== Description of the task ==
Return every record exactly as written.

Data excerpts
------------

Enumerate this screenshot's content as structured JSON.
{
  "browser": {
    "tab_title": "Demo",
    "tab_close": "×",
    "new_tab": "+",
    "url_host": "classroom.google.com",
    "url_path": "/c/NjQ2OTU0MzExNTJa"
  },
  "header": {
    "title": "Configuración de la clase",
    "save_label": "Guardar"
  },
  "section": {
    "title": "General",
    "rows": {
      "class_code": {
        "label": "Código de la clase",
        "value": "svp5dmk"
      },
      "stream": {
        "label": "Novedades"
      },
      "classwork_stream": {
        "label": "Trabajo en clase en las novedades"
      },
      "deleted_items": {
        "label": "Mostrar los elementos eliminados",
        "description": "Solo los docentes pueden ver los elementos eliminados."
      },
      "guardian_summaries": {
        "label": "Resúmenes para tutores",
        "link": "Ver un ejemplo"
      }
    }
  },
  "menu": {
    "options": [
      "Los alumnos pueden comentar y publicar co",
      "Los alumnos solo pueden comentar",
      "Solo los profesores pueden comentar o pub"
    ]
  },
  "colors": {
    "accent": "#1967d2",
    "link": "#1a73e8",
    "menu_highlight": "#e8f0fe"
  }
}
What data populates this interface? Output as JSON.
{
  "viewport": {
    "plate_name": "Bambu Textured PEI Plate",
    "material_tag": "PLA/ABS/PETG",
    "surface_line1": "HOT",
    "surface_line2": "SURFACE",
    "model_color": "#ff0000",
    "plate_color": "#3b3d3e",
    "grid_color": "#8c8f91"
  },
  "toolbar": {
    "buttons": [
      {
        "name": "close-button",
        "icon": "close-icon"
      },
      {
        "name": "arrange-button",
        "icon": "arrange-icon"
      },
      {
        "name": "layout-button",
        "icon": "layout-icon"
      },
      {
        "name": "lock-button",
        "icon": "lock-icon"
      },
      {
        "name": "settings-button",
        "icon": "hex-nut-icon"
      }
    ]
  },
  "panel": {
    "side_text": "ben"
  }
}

------------

== Written answer ==
Enumerate this screenshot's content as structured JSON.
{
  "browser": {
    "tab_title": "Demo",
    "tab_close": "×",
    "new_tab": "+",
    "url_host": "classroom.google.com",
    "url_path": "/c/NjQ2OTU0MzExNTJa"
  },
  "header": {
    "title": "Configuración de la clase",
    "save_label": "Guardar"
  },
  "section": {
    "title": "General",
    "rows": {
      "class_code": {
        "label": "Código de la clase",
        "value": "svp5dmk"
      },
      "stream": {
        "label": "Novedades"
      },
      "classwork_stream": {
        "label": "Trabajo en clase en las novedades"
      },
      "deleted_items": {
        "label": "Mostrar los elementos eliminados",
        "description": "Solo los docentes pueden ver los elementos eliminados."
      },
      "guardian_summaries": {
        "label": "Resúmenes para tutores",
        "link": "Ver un ejemplo"
      }
    }
  },
  "menu": {
    "options": [
      "Los alumnos pueden comentar y publicar co",
      "Los alumnos solo pueden comentar",
      "Solo los profesores pueden comentar o pub"
    ]
  },
  "colors": {
    "accent": "#1967d2",
    "link": "#1a73e8",
    "menu_highlight": "#e8f0fe"
  }
}
What data populates this interface? Output as JSON.
{
  "viewport": {
    "plate_name": "Bambu Textured PEI Plate",
    "material_tag": "PLA/ABS/PETG",
    "surface_line1": "HOT",
    "surface_line2": "SURFACE",
    "model_color": "#ff0000",
    "plate_color": "#3b3d3e",
    "grid_color": "#8c8f91"
  },
  "toolbar": {
    "buttons": [
      {
        "name": "close-button",
        "icon": "close-icon"
      },
      {
        "name": "arrange-button",
        "icon": "arrange-icon"
      },
      {
        "name": "layout-button",
        "icon": "layout-icon"
      },
      {
        "name": "lock-button",
        "icon": "lock-icon"
      },
      {
        "name": "settings-button",
        "icon": "hex-nut-icon"
      }
    ]
  },
  "panel": {
    "side_text": "ben"
  }
}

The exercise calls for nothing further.